◆ **Data entries**
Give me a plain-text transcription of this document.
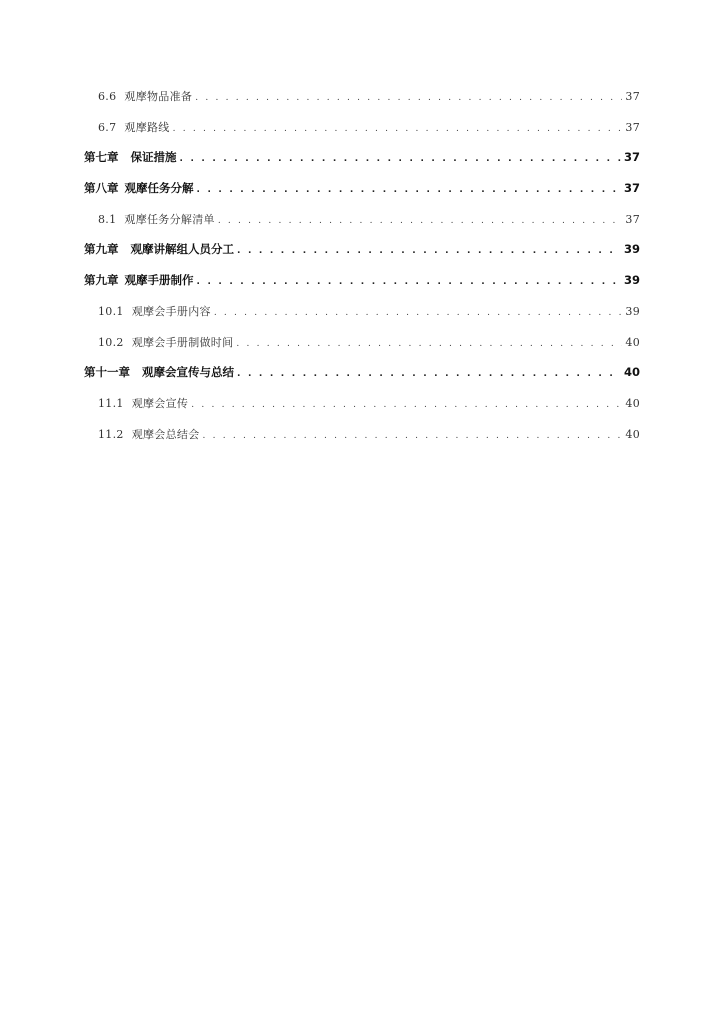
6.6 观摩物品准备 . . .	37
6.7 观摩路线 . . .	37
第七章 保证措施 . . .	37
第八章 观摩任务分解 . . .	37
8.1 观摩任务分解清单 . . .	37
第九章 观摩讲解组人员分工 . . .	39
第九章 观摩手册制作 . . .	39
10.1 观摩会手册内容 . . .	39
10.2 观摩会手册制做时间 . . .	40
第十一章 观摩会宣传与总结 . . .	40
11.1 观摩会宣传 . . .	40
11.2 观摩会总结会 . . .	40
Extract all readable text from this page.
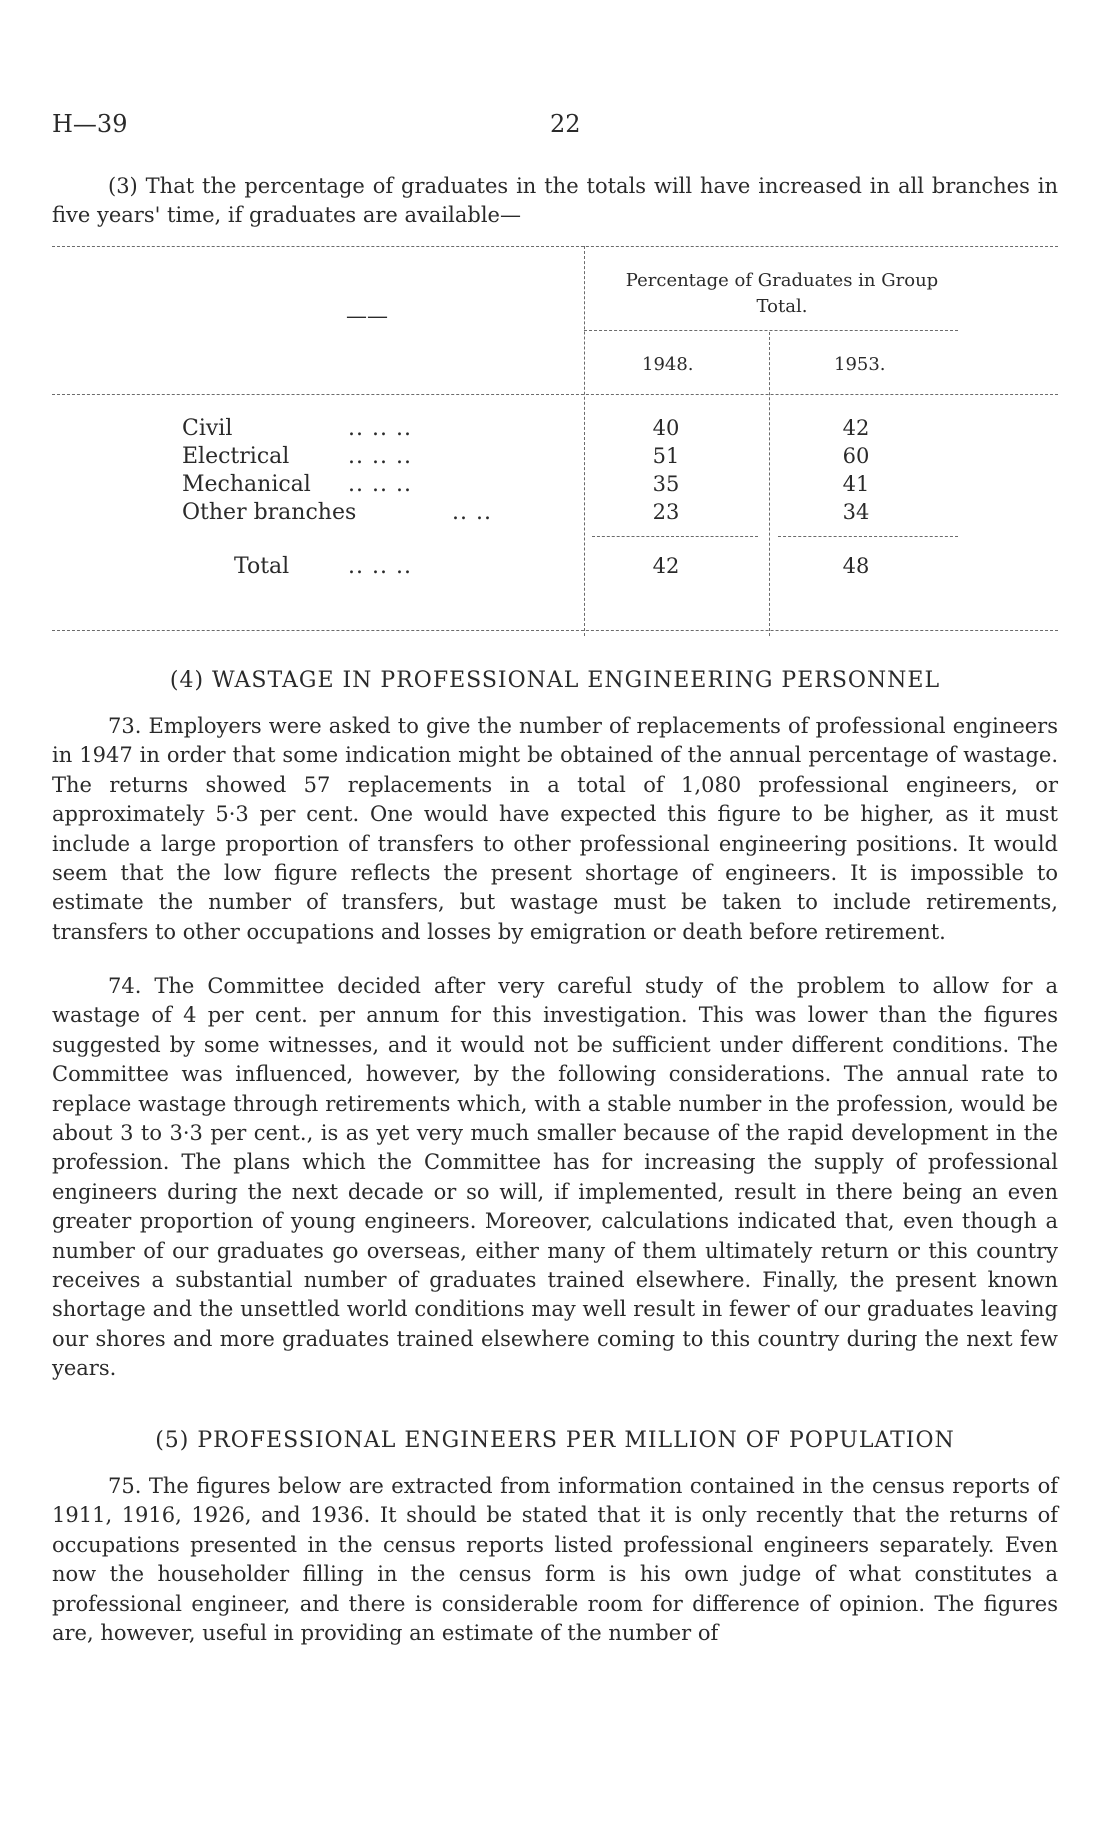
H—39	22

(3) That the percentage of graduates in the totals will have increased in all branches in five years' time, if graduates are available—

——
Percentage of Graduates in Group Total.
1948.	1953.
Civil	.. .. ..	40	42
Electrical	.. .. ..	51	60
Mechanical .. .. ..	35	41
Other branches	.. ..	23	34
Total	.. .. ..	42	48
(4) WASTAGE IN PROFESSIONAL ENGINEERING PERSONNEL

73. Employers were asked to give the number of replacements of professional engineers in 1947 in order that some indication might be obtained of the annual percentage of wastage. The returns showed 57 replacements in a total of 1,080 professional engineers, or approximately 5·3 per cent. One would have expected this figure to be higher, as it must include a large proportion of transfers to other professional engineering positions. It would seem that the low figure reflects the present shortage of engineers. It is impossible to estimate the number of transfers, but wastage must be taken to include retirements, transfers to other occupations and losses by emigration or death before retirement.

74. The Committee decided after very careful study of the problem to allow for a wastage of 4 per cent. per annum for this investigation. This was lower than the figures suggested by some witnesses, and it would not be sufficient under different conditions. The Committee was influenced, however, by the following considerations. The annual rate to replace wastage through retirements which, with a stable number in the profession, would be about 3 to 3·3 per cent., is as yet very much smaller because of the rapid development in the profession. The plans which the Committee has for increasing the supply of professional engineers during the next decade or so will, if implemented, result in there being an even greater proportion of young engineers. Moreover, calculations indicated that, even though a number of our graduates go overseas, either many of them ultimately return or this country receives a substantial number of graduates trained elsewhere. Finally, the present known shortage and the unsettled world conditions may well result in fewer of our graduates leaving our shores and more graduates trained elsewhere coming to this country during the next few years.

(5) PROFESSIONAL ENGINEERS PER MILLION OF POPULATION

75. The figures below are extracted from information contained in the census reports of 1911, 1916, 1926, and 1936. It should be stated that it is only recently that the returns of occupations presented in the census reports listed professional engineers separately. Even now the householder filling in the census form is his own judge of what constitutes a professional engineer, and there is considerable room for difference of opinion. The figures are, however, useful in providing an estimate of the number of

...

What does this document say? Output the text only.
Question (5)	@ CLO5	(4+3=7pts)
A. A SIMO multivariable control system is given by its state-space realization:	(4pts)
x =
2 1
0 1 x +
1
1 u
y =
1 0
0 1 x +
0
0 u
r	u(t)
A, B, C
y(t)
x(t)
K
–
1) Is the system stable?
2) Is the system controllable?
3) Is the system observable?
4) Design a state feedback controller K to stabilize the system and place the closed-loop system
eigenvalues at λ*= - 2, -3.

◆ **Exercise instructions**
Show every line from the entries above in which "system" appears.

◆ **Correct result**
A. A SIMO multivariable control system is given by its state-space realization:	(4pts)
1) Is the system stable?
2) Is the system controllable?
3) Is the system observable?
4) Design a state feedback controller K to stabilize the system and place the closed-loop system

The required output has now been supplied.